What to do
Say how many lines of these entries include the word "document", and answer with the number alone.

Data records
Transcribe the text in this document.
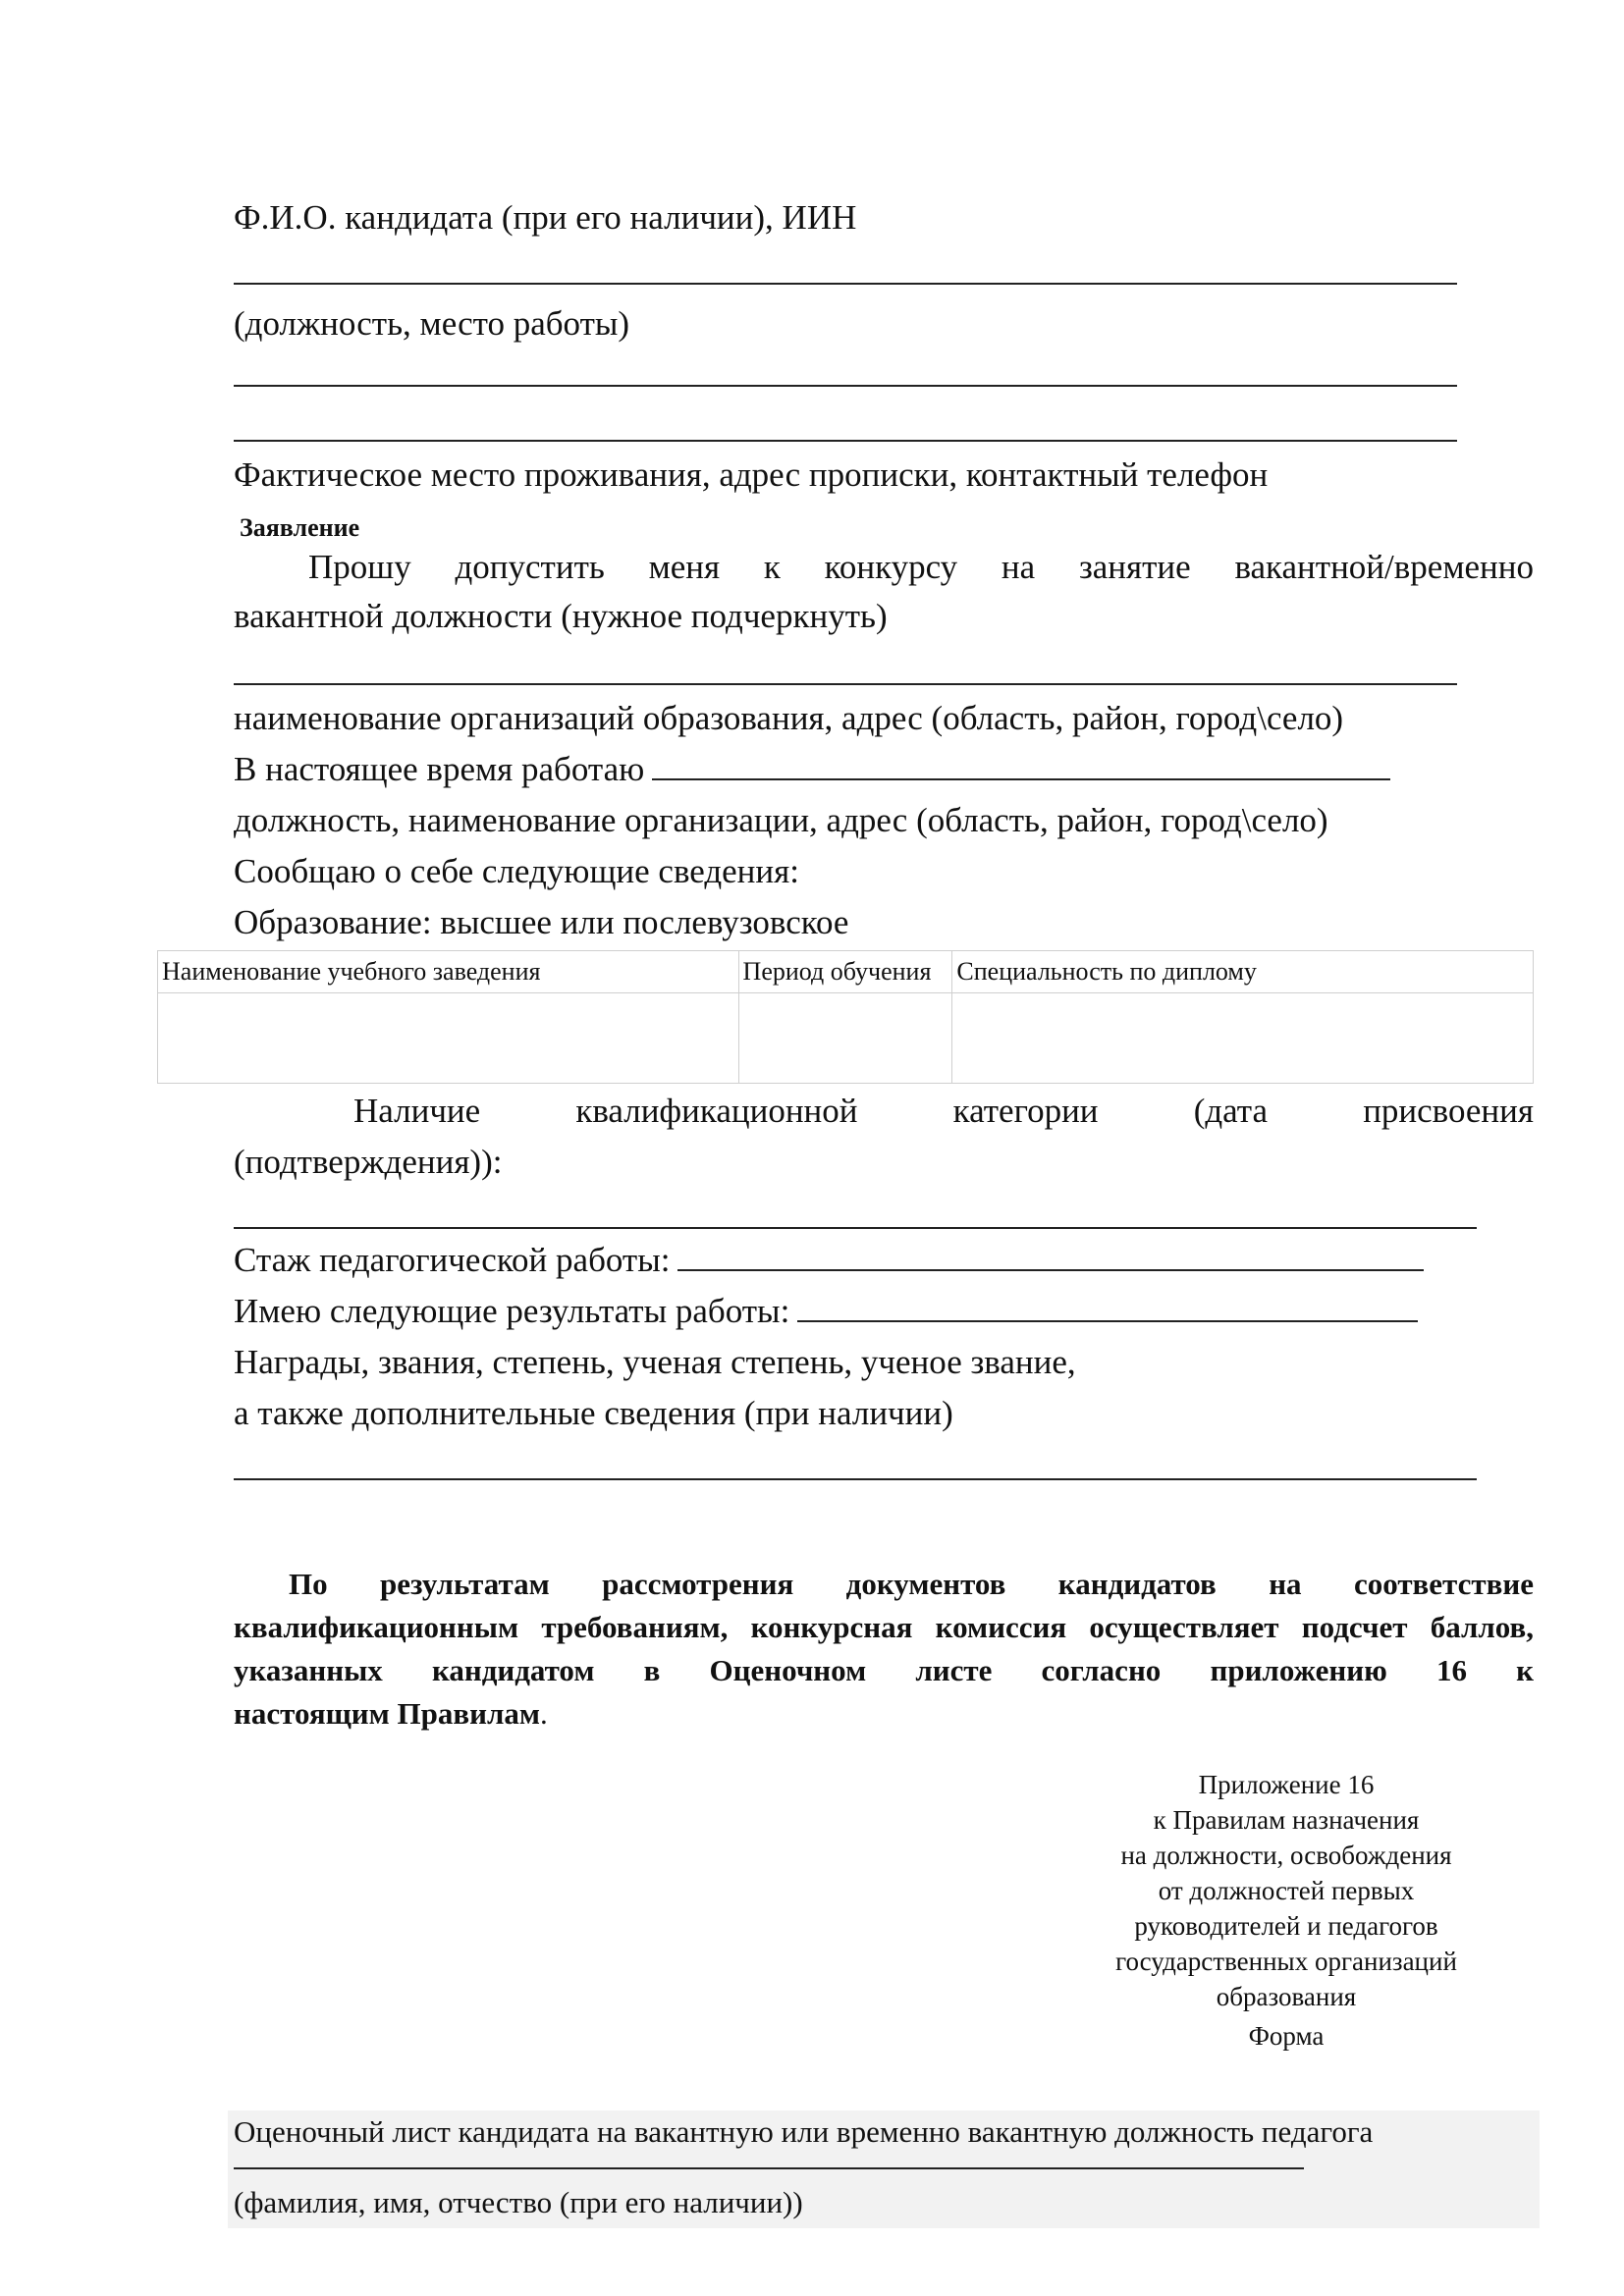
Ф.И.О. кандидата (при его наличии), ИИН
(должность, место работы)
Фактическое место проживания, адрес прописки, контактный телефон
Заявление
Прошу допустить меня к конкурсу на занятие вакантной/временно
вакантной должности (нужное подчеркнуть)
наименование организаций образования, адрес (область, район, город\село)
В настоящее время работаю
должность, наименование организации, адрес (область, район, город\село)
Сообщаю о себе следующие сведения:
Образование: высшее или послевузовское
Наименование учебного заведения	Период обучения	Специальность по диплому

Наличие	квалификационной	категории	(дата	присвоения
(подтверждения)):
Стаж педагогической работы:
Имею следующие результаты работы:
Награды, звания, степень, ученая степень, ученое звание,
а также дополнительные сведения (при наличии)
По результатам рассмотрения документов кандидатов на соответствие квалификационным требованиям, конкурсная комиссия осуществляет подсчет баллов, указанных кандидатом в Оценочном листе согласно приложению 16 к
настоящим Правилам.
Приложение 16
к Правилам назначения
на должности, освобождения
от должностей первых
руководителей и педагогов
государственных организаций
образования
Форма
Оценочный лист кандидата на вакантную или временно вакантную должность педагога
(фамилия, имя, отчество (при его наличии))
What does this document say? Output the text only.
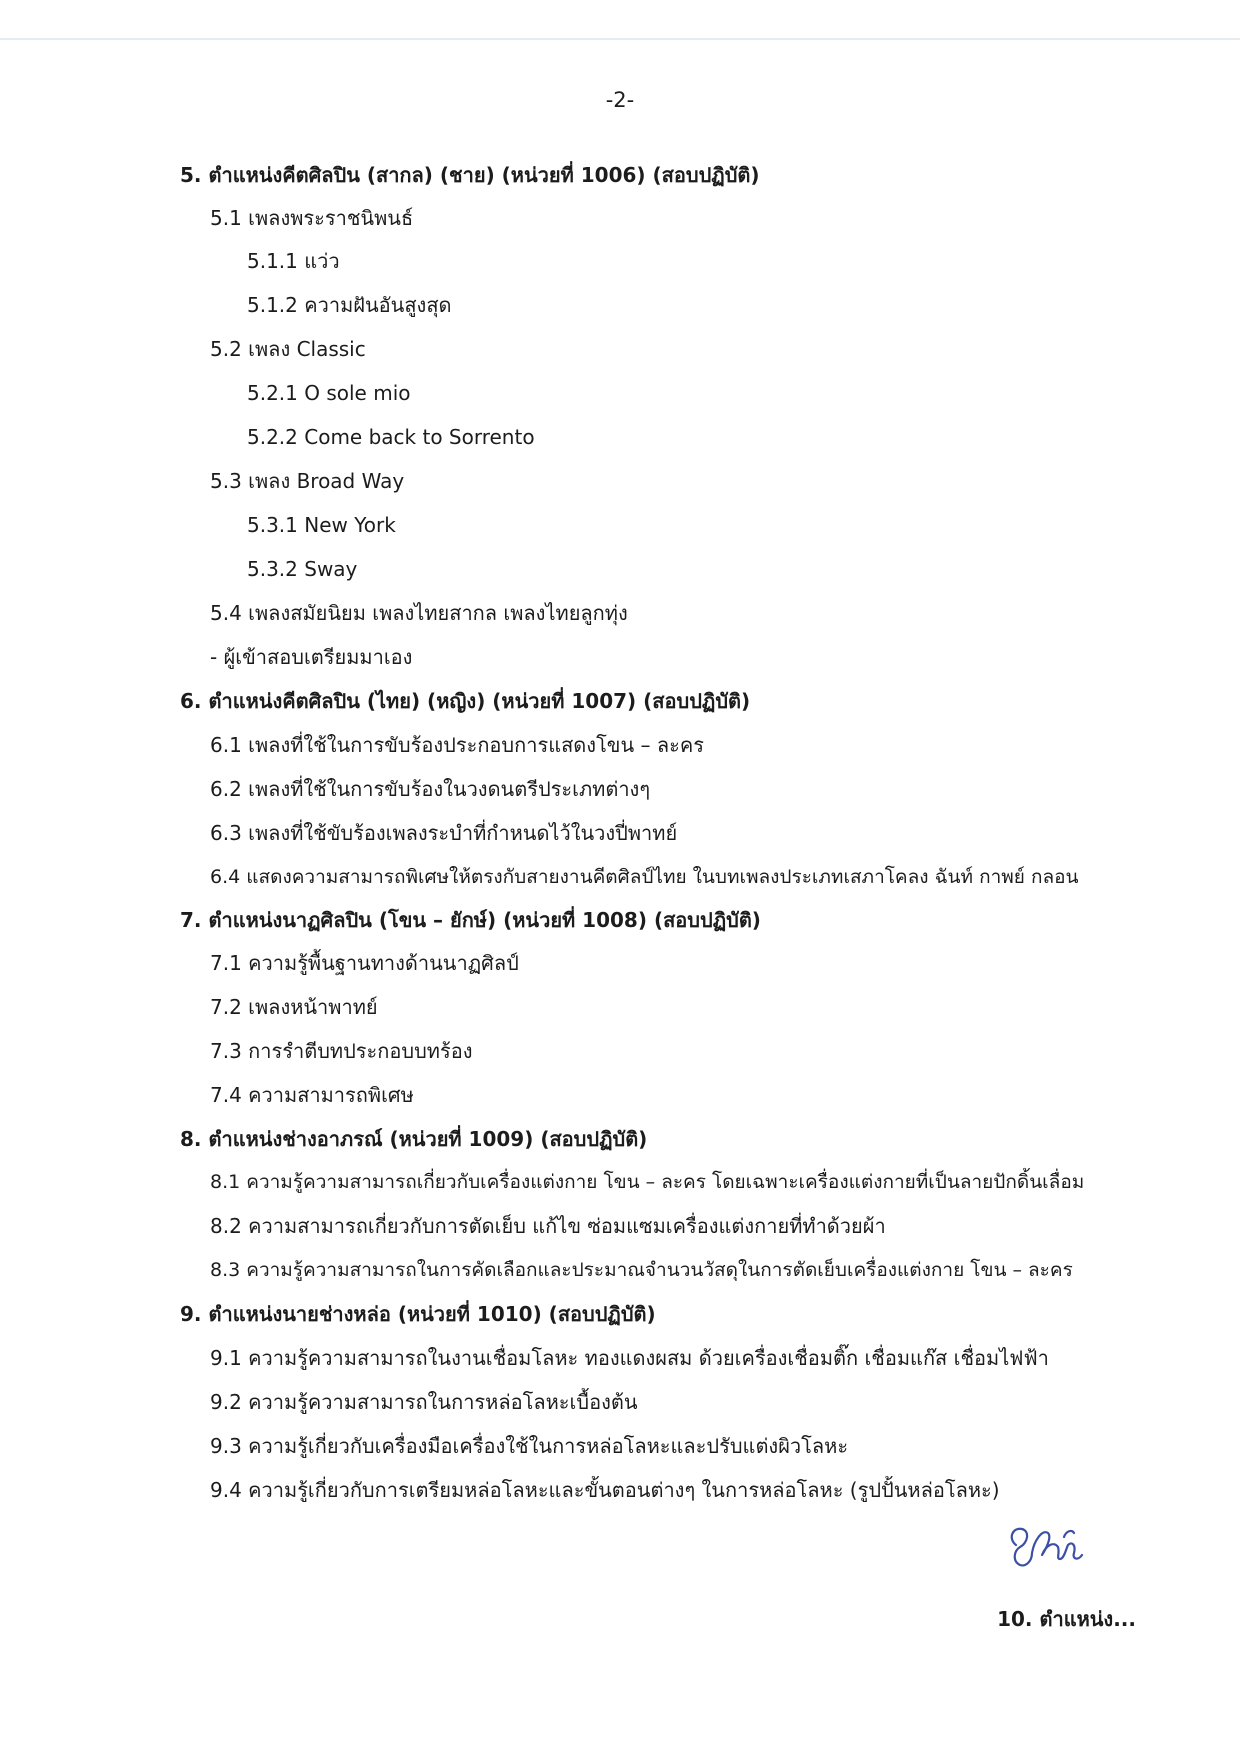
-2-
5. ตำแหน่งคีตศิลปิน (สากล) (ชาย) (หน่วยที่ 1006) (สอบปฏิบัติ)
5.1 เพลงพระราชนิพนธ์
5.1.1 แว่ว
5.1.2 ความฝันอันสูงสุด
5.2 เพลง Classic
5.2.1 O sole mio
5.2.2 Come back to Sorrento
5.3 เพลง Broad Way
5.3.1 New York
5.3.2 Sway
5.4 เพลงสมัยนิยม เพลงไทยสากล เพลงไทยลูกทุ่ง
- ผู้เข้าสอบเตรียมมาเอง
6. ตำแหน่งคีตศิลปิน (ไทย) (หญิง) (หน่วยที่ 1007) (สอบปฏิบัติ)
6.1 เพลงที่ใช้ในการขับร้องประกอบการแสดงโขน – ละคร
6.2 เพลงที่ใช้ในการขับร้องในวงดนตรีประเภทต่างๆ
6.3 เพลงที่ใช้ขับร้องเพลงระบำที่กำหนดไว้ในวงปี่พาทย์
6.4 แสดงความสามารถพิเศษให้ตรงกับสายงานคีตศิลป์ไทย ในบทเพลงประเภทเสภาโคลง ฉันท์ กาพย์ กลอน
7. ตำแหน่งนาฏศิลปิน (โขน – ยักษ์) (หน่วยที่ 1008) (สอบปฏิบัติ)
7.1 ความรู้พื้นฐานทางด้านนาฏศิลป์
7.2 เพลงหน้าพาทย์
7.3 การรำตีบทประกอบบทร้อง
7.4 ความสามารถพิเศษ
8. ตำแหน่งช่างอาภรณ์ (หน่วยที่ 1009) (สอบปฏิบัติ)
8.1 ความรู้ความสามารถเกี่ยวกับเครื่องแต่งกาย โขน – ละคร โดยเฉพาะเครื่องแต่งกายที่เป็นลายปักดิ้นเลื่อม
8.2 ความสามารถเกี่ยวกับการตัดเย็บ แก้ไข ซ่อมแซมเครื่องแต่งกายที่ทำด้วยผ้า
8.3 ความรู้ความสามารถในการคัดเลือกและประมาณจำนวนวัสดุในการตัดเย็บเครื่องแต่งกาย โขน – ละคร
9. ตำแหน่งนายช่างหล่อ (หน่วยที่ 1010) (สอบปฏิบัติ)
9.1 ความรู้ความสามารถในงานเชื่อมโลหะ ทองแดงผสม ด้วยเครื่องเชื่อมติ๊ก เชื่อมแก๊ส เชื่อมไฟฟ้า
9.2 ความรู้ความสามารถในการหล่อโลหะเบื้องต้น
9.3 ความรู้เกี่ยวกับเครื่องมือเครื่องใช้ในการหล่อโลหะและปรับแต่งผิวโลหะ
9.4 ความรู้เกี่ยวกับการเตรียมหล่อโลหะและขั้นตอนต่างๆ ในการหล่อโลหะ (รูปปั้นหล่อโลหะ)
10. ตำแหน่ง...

Written reply
2